#### Description of the task
Reproduce all the data below, swapping each occurrence of "staticText" for "textLabel" and keeping every other character as it is. Omit the pictures from your output.

##### Data section #####

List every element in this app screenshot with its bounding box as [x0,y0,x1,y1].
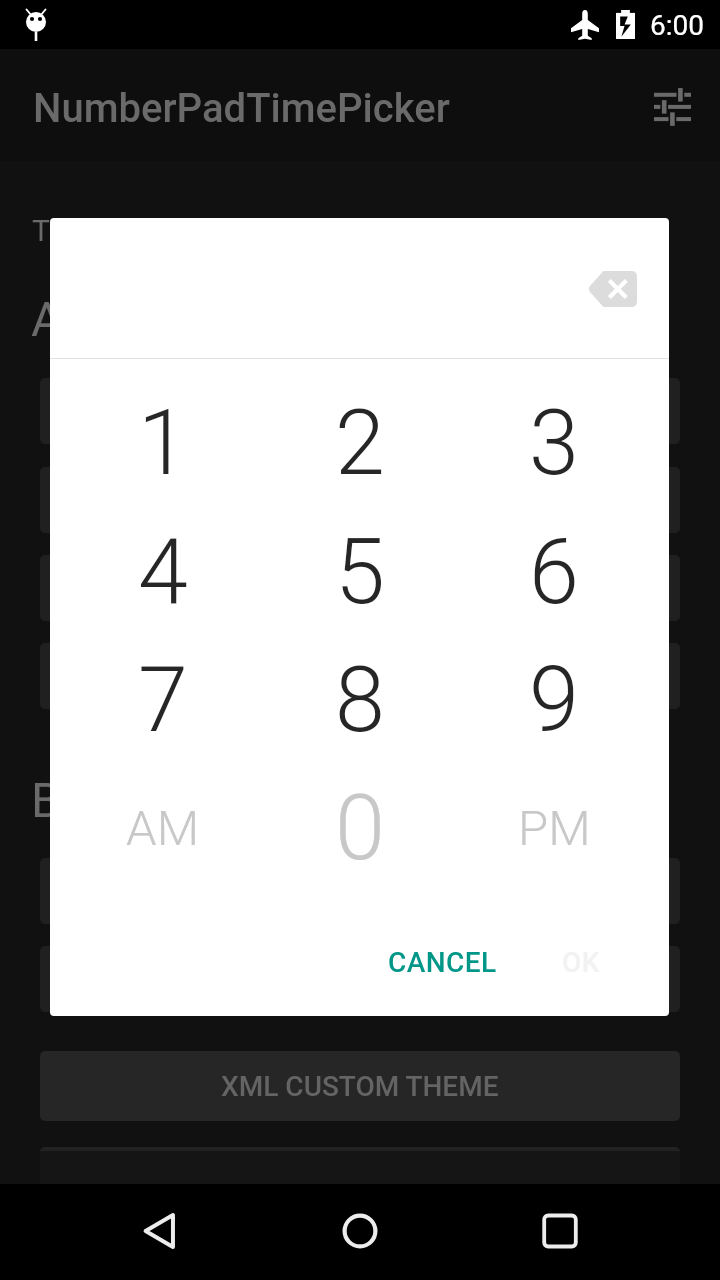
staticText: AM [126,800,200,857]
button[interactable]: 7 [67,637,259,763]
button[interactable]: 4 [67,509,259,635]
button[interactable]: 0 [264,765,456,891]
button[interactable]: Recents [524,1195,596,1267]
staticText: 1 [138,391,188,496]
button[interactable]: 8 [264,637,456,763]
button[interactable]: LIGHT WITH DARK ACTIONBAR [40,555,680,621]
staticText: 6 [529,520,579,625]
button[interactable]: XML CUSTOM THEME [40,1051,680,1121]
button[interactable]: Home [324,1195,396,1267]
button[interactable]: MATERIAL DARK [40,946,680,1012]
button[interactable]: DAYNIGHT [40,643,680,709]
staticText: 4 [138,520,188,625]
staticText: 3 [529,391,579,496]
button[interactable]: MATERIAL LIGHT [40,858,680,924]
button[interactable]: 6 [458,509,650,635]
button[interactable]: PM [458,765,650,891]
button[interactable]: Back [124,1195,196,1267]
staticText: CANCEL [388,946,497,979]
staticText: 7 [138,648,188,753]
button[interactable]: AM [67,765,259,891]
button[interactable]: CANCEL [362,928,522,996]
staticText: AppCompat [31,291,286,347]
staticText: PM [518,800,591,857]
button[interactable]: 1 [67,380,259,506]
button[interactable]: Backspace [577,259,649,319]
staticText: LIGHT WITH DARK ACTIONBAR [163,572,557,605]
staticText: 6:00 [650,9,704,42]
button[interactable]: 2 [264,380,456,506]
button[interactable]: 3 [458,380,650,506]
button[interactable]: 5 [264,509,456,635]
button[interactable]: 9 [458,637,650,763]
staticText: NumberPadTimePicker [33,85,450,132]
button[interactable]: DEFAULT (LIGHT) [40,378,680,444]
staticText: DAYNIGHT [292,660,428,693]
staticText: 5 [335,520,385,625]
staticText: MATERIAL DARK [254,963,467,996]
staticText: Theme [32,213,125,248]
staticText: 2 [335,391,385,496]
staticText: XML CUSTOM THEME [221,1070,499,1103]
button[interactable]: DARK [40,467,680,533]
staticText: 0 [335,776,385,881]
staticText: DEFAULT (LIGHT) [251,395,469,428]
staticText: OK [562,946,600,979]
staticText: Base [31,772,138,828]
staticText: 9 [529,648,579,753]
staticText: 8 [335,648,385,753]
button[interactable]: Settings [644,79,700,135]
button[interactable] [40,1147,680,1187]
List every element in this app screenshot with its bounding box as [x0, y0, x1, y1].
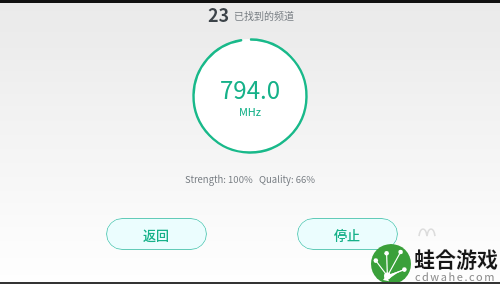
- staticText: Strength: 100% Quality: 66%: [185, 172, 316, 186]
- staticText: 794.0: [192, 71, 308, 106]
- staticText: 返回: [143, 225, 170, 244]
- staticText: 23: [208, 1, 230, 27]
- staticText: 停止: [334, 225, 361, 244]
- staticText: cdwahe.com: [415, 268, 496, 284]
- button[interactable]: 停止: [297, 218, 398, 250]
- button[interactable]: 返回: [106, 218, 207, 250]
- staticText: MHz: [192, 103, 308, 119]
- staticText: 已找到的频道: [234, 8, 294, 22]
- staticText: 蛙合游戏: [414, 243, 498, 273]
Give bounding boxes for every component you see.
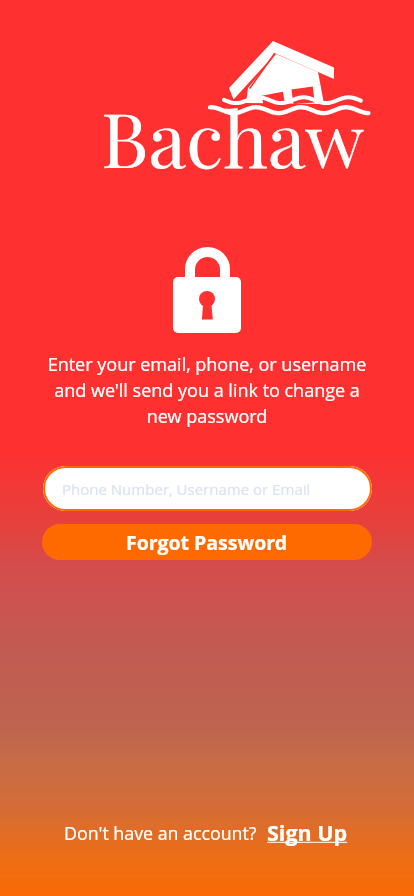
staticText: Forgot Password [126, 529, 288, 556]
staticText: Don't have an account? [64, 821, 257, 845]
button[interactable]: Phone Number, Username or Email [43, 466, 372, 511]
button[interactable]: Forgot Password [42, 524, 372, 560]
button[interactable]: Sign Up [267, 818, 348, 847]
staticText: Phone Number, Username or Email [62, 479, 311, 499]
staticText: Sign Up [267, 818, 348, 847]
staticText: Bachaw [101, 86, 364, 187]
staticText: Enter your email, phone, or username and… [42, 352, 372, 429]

#####

#### Response to this task
List every element in this app screenshot with its bounding box as [x0,y0,x1,y1].
textLabel: AM [126,800,200,857]
button[interactable]: 7 [67,637,259,763]
button[interactable]: 4 [67,509,259,635]
button[interactable]: 0 [264,765,456,891]
button[interactable]: Recents [524,1195,596,1267]
textLabel: 1 [138,391,188,496]
button[interactable]: 8 [264,637,456,763]
button[interactable]: LIGHT WITH DARK ACTIONBAR [40,555,680,621]
textLabel: 6 [529,520,579,625]
button[interactable]: XML CUSTOM THEME [40,1051,680,1121]
button[interactable]: Home [324,1195,396,1267]
button[interactable]: MATERIAL DARK [40,946,680,1012]
button[interactable]: DAYNIGHT [40,643,680,709]
textLabel: 4 [138,520,188,625]
textLabel: 3 [529,391,579,496]
button[interactable]: MATERIAL LIGHT [40,858,680,924]
button[interactable]: 6 [458,509,650,635]
button[interactable]: PM [458,765,650,891]
button[interactable]: Back [124,1195,196,1267]
textLabel: CANCEL [388,946,497,979]
textLabel: 7 [138,648,188,753]
button[interactable]: AM [67,765,259,891]
button[interactable]: CANCEL [362,928,522,996]
textLabel: AppCompat [31,291,286,347]
textLabel: PM [518,800,591,857]
button[interactable]: 1 [67,380,259,506]
button[interactable]: Backspace [577,259,649,319]
textLabel: LIGHT WITH DARK ACTIONBAR [163,572,557,605]
textLabel: 6:00 [650,9,704,42]
button[interactable]: 2 [264,380,456,506]
button[interactable]: 3 [458,380,650,506]
button[interactable]: 5 [264,509,456,635]
button[interactable]: 9 [458,637,650,763]
textLabel: NumberPadTimePicker [33,85,450,132]
button[interactable]: DEFAULT (LIGHT) [40,378,680,444]
textLabel: DAYNIGHT [292,660,428,693]
textLabel: 5 [335,520,385,625]
textLabel: MATERIAL DARK [254,963,467,996]
textLabel: Theme [32,213,125,248]
textLabel: 2 [335,391,385,496]
textLabel: XML CUSTOM THEME [221,1070,499,1103]
button[interactable]: DARK [40,467,680,533]
textLabel: 0 [335,776,385,881]
textLabel: DEFAULT (LIGHT) [251,395,469,428]
textLabel: OK [562,946,600,979]
textLabel: Base [31,772,138,828]
textLabel: 9 [529,648,579,753]
textLabel: 8 [335,648,385,753]
button[interactable]: Settings [644,79,700,135]
button[interactable] [40,1147,680,1187]
List every element in this app screenshot with its bounding box as [x0, y0, x1, y1].
- textLabel: Strength: 100% Quality: 66%: [185, 172, 316, 186]
- textLabel: 794.0: [192, 71, 308, 106]
- textLabel: 返回: [143, 225, 170, 244]
- textLabel: 23: [208, 1, 230, 27]
- textLabel: 停止: [334, 225, 361, 244]
- textLabel: cdwahe.com: [415, 268, 496, 284]
- button[interactable]: 停止: [297, 218, 398, 250]
- button[interactable]: 返回: [106, 218, 207, 250]
- textLabel: MHz: [192, 103, 308, 119]
- textLabel: 已找到的频道: [234, 8, 294, 22]
- textLabel: 蛙合游戏: [414, 243, 498, 273]
Give bounding boxes for every component you see.
textLabel: Forgot Password [126, 529, 288, 556]
textLabel: Don't have an account? [64, 821, 257, 845]
button[interactable]: Phone Number, Username or Email [43, 466, 372, 511]
button[interactable]: Forgot Password [42, 524, 372, 560]
button[interactable]: Sign Up [267, 818, 348, 847]
textLabel: Phone Number, Username or Email [62, 479, 311, 499]
textLabel: Sign Up [267, 818, 348, 847]
textLabel: Bachaw [101, 86, 364, 187]
textLabel: Enter your email, phone, or username and… [42, 352, 372, 429]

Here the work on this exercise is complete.